==== Dataset content ====
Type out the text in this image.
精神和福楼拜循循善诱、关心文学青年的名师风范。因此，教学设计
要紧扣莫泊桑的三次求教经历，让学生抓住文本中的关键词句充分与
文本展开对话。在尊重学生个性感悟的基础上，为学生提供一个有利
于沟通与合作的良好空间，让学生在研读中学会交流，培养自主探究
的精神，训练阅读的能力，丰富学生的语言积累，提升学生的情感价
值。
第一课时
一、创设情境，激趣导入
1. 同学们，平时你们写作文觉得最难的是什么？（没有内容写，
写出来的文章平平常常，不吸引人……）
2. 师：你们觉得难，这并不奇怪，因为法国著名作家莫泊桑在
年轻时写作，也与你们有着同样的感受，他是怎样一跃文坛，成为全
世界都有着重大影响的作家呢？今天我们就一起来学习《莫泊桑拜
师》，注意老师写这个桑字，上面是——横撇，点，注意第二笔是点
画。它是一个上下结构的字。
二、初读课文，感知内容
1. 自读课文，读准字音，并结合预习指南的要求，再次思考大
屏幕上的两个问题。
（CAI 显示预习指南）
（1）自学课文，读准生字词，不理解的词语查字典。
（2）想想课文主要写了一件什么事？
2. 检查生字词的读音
====
==== Dataset content ====
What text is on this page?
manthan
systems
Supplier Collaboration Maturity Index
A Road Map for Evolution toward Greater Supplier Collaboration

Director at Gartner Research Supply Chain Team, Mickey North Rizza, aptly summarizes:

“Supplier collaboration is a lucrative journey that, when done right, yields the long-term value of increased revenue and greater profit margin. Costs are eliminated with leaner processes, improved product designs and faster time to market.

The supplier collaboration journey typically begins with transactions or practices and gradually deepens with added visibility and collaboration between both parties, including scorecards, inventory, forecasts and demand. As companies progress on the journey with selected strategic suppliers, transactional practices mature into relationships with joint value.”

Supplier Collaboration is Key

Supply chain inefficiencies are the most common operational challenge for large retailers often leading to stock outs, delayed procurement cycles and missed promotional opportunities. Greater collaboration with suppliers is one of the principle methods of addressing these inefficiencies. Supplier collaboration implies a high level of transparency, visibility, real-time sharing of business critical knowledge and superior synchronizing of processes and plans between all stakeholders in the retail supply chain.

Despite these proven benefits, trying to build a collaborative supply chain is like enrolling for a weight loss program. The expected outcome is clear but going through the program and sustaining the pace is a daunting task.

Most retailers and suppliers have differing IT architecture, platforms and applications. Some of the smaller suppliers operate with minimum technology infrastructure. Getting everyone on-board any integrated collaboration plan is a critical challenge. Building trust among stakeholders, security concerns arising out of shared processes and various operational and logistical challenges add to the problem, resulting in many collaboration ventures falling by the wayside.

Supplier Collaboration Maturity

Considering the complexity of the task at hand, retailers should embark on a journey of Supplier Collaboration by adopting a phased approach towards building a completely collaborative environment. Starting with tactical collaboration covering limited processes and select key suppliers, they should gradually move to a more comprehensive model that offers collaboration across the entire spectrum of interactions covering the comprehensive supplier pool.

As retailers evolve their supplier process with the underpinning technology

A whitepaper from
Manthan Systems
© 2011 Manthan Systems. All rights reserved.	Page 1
====
→ Aim
Show every line of the listing in which the string "text" can be found.

→ Full response
Type out the text in this image.
What text is on this page?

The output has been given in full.